GIVEN REQUEST: Extract all lines that hold "通沪大道北" from the records below.

DATA SHOWN:
::::::::::

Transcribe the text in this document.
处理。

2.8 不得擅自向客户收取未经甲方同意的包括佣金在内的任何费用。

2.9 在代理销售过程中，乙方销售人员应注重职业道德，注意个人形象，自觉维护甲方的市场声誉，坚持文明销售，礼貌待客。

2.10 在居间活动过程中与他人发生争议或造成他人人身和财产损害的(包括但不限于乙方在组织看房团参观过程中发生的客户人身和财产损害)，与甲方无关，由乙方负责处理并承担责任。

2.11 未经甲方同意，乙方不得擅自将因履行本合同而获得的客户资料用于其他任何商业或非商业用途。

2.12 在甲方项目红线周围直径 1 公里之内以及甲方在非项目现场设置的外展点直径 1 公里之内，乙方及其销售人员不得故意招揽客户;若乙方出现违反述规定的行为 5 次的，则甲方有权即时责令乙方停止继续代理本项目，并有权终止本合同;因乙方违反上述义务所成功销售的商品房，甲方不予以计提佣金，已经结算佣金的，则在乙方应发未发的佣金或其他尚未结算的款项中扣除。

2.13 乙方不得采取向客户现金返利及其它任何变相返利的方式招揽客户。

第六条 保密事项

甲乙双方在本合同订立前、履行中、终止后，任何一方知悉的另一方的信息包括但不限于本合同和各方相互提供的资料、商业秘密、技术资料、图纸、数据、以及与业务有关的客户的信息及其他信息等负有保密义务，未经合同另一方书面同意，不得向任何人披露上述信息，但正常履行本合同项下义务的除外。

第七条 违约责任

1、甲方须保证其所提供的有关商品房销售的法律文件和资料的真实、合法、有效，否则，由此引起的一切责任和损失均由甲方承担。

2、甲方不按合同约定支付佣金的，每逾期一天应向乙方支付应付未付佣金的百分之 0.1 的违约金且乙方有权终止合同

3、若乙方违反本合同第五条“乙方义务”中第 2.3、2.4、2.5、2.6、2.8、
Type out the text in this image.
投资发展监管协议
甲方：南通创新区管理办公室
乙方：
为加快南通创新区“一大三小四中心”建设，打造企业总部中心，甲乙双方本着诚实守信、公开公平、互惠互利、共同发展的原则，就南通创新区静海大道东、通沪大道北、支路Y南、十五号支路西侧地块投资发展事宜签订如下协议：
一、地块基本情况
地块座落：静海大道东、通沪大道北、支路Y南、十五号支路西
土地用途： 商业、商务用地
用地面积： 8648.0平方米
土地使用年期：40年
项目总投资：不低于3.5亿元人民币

::::::::::

EXERCISE RESULT:
为加快南通创新区“一大三小四中心”建设，打造企业总部中心，甲乙双方本着诚实守信、公开公平、互惠互利、共同发展的原则，就南通创新区静海大道东、通沪大道北、支路Y南、十五号支路西侧地块投资发展事宜签订如下协议：
地块座落：静海大道东、通沪大道北、支路Y南、十五号支路西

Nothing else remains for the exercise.